What the exercise asks: Among the lines below, count those with "يجوز". Give the total alone.

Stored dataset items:
■ ■ ■ ■ ■ ■ ■

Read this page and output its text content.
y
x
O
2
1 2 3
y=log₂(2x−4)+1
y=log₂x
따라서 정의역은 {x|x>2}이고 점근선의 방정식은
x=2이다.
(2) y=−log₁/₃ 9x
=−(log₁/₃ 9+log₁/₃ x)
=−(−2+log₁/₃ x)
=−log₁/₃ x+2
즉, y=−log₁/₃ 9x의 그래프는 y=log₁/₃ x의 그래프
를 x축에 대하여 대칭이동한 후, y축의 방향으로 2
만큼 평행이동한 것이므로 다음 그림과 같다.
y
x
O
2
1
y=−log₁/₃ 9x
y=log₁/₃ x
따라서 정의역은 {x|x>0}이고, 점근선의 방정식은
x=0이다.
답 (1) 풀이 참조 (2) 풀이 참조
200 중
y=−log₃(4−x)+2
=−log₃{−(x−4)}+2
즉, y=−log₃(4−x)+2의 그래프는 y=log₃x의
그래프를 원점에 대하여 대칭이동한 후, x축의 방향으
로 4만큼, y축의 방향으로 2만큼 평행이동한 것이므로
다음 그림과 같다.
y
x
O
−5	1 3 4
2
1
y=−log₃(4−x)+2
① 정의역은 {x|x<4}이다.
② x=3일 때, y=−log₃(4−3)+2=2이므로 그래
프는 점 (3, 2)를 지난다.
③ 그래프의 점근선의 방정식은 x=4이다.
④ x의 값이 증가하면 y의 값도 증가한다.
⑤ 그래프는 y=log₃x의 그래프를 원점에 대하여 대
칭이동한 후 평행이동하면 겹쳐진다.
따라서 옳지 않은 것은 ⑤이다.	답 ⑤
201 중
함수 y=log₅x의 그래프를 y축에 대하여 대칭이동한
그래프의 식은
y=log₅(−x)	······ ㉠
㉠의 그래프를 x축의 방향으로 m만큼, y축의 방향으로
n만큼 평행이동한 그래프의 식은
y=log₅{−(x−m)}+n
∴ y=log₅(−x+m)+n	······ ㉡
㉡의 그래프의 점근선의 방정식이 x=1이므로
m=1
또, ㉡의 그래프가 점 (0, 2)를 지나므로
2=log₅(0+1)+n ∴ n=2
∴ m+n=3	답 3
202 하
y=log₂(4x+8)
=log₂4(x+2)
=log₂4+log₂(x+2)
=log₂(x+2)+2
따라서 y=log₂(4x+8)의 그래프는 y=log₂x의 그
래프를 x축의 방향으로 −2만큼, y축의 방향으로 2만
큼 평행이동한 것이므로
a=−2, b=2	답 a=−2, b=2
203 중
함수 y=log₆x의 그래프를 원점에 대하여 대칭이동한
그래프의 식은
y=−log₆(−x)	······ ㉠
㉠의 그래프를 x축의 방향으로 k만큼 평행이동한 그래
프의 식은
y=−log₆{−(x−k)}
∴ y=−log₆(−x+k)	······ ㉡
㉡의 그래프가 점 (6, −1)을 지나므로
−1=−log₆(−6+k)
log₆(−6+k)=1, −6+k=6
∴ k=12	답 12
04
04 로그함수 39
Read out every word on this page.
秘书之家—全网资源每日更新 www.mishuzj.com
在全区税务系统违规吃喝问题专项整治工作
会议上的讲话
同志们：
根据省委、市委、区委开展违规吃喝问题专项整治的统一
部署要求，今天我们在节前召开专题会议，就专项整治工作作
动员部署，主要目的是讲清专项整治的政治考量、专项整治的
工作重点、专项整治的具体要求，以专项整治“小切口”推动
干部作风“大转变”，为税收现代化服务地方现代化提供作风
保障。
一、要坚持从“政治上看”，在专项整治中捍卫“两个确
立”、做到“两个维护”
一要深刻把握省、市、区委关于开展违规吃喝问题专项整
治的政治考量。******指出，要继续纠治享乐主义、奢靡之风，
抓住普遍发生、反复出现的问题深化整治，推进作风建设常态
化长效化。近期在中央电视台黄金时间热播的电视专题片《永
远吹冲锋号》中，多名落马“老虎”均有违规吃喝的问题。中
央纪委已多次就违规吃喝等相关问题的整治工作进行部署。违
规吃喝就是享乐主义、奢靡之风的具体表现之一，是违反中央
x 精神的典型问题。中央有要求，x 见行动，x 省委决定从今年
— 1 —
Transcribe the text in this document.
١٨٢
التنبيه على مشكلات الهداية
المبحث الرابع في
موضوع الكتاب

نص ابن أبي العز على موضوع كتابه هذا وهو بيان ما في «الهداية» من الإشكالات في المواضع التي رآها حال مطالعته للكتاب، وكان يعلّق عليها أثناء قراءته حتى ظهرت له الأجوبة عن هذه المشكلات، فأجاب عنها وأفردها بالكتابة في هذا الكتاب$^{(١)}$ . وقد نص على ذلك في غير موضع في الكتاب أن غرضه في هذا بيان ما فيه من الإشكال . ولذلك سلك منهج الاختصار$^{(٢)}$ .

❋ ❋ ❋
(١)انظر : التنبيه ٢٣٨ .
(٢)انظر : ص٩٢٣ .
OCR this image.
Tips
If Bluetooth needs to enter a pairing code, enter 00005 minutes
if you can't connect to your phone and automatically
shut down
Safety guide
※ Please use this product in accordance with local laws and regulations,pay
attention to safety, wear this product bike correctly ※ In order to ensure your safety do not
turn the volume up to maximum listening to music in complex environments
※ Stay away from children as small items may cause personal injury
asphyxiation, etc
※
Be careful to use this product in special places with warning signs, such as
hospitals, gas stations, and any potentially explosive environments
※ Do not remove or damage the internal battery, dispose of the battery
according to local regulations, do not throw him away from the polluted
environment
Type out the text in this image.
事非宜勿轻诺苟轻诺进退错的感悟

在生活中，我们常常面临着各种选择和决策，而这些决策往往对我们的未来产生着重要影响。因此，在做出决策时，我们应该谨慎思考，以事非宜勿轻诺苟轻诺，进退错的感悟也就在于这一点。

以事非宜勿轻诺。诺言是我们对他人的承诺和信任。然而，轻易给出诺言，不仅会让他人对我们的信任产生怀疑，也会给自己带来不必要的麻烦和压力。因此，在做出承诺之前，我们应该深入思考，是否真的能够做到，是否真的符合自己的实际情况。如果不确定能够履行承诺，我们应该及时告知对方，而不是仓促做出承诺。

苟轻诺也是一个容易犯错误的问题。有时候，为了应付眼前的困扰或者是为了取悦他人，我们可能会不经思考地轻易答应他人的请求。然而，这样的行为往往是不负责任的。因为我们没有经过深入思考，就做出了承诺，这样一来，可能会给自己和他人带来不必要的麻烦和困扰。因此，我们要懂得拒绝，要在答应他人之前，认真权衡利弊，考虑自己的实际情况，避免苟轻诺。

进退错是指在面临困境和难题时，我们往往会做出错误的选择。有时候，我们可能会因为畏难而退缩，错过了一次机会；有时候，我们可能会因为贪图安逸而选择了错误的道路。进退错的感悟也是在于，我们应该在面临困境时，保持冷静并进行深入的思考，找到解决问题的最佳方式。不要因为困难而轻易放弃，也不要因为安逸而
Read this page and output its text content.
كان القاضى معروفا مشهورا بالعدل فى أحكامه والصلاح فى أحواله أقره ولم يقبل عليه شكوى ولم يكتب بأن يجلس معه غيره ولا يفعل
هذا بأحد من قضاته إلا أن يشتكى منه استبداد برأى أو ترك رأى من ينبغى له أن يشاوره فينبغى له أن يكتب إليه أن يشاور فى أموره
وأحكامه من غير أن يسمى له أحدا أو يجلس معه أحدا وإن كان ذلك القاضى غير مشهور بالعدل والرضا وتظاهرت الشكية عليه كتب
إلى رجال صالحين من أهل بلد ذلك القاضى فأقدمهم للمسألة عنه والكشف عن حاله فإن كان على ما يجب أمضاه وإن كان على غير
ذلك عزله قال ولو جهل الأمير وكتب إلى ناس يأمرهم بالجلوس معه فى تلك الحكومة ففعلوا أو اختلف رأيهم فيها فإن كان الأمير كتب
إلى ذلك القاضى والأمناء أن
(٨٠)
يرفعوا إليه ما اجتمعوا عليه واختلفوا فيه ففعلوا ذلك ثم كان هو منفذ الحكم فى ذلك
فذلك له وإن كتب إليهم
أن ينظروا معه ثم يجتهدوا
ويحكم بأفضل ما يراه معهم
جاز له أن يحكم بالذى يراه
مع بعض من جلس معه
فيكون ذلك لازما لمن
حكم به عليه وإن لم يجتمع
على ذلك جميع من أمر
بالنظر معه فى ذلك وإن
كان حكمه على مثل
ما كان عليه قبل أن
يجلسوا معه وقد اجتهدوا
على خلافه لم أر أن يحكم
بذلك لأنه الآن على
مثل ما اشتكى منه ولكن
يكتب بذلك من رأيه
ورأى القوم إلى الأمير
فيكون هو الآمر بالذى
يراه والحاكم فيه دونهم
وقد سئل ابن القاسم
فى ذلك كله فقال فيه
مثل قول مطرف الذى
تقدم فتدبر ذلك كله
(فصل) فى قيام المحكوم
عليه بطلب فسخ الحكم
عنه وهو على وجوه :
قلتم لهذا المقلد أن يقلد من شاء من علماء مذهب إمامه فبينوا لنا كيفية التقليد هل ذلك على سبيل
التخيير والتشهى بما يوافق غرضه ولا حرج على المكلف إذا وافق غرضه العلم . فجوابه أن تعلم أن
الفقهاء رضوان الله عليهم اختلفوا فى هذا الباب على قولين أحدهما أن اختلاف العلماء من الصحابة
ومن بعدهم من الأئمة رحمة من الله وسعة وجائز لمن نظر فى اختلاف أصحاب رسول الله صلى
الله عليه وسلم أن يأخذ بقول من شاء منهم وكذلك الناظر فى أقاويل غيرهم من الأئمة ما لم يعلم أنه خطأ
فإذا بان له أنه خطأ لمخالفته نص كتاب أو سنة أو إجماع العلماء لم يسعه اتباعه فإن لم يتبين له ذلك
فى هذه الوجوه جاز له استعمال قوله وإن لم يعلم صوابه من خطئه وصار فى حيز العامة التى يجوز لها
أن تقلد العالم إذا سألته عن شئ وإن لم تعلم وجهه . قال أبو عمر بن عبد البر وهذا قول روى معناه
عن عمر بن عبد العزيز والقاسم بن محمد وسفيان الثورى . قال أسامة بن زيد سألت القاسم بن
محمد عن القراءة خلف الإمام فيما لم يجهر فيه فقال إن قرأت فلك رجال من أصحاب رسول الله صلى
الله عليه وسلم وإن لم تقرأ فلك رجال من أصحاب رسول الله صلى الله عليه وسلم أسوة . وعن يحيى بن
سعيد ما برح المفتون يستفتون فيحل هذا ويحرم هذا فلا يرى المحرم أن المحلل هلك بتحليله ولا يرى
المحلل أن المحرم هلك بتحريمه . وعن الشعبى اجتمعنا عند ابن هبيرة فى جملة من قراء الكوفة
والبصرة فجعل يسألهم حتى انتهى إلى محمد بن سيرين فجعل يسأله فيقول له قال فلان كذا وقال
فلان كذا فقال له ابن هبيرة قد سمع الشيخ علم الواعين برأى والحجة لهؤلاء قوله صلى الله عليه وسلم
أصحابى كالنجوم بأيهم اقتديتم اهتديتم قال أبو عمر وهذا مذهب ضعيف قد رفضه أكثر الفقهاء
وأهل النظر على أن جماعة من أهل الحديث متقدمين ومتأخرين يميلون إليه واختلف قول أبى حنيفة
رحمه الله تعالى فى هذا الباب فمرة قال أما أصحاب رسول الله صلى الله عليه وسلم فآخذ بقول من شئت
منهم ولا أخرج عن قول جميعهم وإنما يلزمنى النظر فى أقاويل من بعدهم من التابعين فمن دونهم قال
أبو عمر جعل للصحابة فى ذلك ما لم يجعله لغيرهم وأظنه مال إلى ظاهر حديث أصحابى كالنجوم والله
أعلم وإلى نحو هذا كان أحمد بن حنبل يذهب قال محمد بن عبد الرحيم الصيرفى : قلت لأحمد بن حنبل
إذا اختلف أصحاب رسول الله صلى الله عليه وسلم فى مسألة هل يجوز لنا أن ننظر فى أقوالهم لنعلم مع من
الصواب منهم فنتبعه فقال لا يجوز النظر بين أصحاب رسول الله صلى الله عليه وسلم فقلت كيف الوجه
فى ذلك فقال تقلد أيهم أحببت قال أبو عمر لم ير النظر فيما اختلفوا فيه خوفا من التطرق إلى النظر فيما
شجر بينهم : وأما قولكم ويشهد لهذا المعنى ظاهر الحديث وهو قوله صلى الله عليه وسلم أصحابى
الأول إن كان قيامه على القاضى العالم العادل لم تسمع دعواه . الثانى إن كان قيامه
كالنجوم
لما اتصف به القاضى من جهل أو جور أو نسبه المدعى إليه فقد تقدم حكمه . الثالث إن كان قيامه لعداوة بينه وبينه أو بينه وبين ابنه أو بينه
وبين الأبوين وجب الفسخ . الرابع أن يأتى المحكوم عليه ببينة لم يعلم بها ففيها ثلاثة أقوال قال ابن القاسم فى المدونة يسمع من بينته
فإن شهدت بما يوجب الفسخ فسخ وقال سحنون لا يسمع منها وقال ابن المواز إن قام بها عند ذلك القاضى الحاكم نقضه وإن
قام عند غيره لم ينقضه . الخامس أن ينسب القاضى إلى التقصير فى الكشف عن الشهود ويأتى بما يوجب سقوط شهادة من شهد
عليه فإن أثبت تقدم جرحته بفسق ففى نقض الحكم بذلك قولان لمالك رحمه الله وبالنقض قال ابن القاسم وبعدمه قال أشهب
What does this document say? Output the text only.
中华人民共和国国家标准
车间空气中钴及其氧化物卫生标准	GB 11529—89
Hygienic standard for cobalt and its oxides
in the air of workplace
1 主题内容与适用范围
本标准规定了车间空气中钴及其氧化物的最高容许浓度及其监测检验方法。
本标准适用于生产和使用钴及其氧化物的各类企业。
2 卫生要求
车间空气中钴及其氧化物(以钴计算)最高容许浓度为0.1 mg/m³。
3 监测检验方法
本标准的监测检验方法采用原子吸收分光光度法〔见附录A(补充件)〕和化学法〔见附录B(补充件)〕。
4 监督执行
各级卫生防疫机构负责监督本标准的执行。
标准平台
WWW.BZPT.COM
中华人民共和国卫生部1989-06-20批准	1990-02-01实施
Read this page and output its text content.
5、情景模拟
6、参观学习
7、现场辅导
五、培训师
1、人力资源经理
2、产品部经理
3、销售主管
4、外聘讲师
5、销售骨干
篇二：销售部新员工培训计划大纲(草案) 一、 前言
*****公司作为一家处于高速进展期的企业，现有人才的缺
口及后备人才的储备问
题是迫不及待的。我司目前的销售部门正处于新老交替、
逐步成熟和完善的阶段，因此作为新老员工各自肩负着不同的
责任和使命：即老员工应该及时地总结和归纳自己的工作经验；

■ ■ ■ ■ ■ ■ ■

Response to this exercise: 3